PROVIDED DATA:
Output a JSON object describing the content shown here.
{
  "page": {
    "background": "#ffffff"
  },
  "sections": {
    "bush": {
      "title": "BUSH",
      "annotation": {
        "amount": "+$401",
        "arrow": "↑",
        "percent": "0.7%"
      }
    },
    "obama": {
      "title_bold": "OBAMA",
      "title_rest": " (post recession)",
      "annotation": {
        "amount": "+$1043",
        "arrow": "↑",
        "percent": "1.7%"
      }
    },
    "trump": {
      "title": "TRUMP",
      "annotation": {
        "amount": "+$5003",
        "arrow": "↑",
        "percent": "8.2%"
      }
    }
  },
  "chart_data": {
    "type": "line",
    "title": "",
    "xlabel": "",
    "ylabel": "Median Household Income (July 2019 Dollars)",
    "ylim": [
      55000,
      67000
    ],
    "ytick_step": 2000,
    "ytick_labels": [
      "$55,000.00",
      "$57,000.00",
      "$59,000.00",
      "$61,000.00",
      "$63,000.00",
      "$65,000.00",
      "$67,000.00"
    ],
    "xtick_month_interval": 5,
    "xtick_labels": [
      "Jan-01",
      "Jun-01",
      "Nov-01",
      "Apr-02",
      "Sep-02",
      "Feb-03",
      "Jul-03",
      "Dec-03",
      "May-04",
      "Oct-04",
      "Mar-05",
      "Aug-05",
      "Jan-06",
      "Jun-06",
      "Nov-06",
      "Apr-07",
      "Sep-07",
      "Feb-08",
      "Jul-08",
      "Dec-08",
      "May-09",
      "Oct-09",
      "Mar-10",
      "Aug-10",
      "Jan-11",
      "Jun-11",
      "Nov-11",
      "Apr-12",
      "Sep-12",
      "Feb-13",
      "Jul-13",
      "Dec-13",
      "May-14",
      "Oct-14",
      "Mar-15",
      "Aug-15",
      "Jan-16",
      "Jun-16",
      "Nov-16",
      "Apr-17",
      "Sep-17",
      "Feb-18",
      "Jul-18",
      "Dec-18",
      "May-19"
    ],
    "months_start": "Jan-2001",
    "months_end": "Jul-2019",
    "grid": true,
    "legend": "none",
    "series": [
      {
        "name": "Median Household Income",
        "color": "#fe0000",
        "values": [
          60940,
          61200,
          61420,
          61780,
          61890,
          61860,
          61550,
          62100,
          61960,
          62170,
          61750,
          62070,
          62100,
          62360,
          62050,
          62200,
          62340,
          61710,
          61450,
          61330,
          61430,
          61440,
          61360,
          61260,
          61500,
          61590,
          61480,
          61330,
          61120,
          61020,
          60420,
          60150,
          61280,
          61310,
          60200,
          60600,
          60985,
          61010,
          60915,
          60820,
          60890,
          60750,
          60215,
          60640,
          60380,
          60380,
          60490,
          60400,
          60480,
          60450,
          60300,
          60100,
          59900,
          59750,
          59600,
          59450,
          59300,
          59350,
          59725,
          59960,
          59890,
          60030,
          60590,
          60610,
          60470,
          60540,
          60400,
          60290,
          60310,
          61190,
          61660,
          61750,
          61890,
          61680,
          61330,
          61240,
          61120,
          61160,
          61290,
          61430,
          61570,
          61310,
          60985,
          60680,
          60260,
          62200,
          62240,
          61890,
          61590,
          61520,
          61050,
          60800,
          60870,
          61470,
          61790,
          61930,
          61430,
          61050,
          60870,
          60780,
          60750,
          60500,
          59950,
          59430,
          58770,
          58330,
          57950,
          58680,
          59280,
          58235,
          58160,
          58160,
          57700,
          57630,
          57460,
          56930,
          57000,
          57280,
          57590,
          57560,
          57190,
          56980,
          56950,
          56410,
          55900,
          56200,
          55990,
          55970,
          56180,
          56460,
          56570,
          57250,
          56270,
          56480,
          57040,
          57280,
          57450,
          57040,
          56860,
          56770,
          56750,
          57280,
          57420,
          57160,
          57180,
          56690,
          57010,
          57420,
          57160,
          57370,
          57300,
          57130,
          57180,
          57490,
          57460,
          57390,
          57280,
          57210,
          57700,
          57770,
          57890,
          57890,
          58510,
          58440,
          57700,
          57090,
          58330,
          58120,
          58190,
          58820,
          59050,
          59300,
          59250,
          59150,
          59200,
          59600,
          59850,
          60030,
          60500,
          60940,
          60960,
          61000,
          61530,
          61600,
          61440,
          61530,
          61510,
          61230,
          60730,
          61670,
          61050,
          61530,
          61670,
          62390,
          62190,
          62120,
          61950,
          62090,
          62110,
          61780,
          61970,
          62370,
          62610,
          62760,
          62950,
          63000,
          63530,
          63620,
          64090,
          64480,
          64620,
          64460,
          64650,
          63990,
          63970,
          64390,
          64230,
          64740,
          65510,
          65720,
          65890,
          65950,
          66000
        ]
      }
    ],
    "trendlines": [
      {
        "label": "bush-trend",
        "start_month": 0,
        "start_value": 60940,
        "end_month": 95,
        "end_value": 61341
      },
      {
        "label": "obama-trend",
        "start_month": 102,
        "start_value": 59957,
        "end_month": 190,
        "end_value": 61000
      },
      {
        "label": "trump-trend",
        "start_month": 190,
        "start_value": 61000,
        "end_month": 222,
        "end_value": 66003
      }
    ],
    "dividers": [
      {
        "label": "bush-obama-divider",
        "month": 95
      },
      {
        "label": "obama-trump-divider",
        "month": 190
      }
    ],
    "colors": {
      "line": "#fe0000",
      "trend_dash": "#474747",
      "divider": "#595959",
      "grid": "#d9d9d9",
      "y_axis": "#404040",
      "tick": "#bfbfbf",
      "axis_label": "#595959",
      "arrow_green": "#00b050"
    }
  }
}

TASK INSTRUCTIONS: Give back the whole listing, word for word.

RESULT:
Output a JSON object describing the content shown here.
{
  "page": {
    "background": "#ffffff"
  },
  "sections": {
    "bush": {
      "title": "BUSH",
      "annotation": {
        "amount": "+$401",
        "arrow": "↑",
        "percent": "0.7%"
      }
    },
    "obama": {
      "title_bold": "OBAMA",
      "title_rest": " (post recession)",
      "annotation": {
        "amount": "+$1043",
        "arrow": "↑",
        "percent": "1.7%"
      }
    },
    "trump": {
      "title": "TRUMP",
      "annotation": {
        "amount": "+$5003",
        "arrow": "↑",
        "percent": "8.2%"
      }
    }
  },
  "chart_data": {
    "type": "line",
    "title": "",
    "xlabel": "",
    "ylabel": "Median Household Income (July 2019 Dollars)",
    "ylim": [
      55000,
      67000
    ],
    "ytick_step": 2000,
    "ytick_labels": [
      "$55,000.00",
      "$57,000.00",
      "$59,000.00",
      "$61,000.00",
      "$63,000.00",
      "$65,000.00",
      "$67,000.00"
    ],
    "xtick_month_interval": 5,
    "xtick_labels": [
      "Jan-01",
      "Jun-01",
      "Nov-01",
      "Apr-02",
      "Sep-02",
      "Feb-03",
      "Jul-03",
      "Dec-03",
      "May-04",
      "Oct-04",
      "Mar-05",
      "Aug-05",
      "Jan-06",
      "Jun-06",
      "Nov-06",
      "Apr-07",
      "Sep-07",
      "Feb-08",
      "Jul-08",
      "Dec-08",
      "May-09",
      "Oct-09",
      "Mar-10",
      "Aug-10",
      "Jan-11",
      "Jun-11",
      "Nov-11",
      "Apr-12",
      "Sep-12",
      "Feb-13",
      "Jul-13",
      "Dec-13",
      "May-14",
      "Oct-14",
      "Mar-15",
      "Aug-15",
      "Jan-16",
      "Jun-16",
      "Nov-16",
      "Apr-17",
      "Sep-17",
      "Feb-18",
      "Jul-18",
      "Dec-18",
      "May-19"
    ],
    "months_start": "Jan-2001",
    "months_end": "Jul-2019",
    "grid": true,
    "legend": "none",
    "series": [
      {
        "name": "Median Household Income",
        "color": "#fe0000",
        "values": [
          60940,
          61200,
          61420,
          61780,
          61890,
          61860,
          61550,
          62100,
          61960,
          62170,
          61750,
          62070,
          62100,
          62360,
          62050,
          62200,
          62340,
          61710,
          61450,
          61330,
          61430,
          61440,
          61360,
          61260,
          61500,
          61590,
          61480,
          61330,
          61120,
          61020,
          60420,
          60150,
          61280,
          61310,
          60200,
          60600,
          60985,
          61010,
          60915,
          60820,
          60890,
          60750,
          60215,
          60640,
          60380,
          60380,
          60490,
          60400,
          60480,
          60450,
          60300,
          60100,
          59900,
          59750,
          59600,
          59450,
          59300,
          59350,
          59725,
          59960,
          59890,
          60030,
          60590,
          60610,
          60470,
          60540,
          60400,
          60290,
          60310,
          61190,
          61660,
          61750,
          61890,
          61680,
          61330,
          61240,
          61120,
          61160,
          61290,
          61430,
          61570,
          61310,
          60985,
          60680,
          60260,
          62200,
          62240,
          61890,
          61590,
          61520,
          61050,
          60800,
          60870,
          61470,
          61790,
          61930,
          61430,
          61050,
          60870,
          60780,
          60750,
          60500,
          59950,
          59430,
          58770,
          58330,
          57950,
          58680,
          59280,
          58235,
          58160,
          58160,
          57700,
          57630,
          57460,
          56930,
          57000,
          57280,
          57590,
          57560,
          57190,
          56980,
          56950,
          56410,
          55900,
          56200,
          55990,
          55970,
          56180,
          56460,
          56570,
          57250,
          56270,
          56480,
          57040,
          57280,
          57450,
          57040,
          56860,
          56770,
          56750,
          57280,
          57420,
          57160,
          57180,
          56690,
          57010,
          57420,
          57160,
          57370,
          57300,
          57130,
          57180,
          57490,
          57460,
          57390,
          57280,
          57210,
          57700,
          57770,
          57890,
          57890,
          58510,
          58440,
          57700,
          57090,
          58330,
          58120,
          58190,
          58820,
          59050,
          59300,
          59250,
          59150,
          59200,
          59600,
          59850,
          60030,
          60500,
          60940,
          60960,
          61000,
          61530,
          61600,
          61440,
          61530,
          61510,
          61230,
          60730,
          61670,
          61050,
          61530,
          61670,
          62390,
          62190,
          62120,
          61950,
          62090,
          62110,
          61780,
          61970,
          62370,
          62610,
          62760,
          62950,
          63000,
          63530,
          63620,
          64090,
          64480,
          64620,
          64460,
          64650,
          63990,
          63970,
          64390,
          64230,
          64740,
          65510,
          65720,
          65890,
          65950,
          66000
        ]
      }
    ],
    "trendlines": [
      {
        "label": "bush-trend",
        "start_month": 0,
        "start_value": 60940,
        "end_month": 95,
        "end_value": 61341
      },
      {
        "label": "obama-trend",
        "start_month": 102,
        "start_value": 59957,
        "end_month": 190,
        "end_value": 61000
      },
      {
        "label": "trump-trend",
        "start_month": 190,
        "start_value": 61000,
        "end_month": 222,
        "end_value": 66003
      }
    ],
    "dividers": [
      {
        "label": "bush-obama-divider",
        "month": 95
      },
      {
        "label": "obama-trump-divider",
        "month": 190
      }
    ],
    "colors": {
      "line": "#fe0000",
      "trend_dash": "#474747",
      "divider": "#595959",
      "grid": "#d9d9d9",
      "y_axis": "#404040",
      "tick": "#bfbfbf",
      "axis_label": "#595959",
      "arrow_green": "#00b050"
    }
  }
}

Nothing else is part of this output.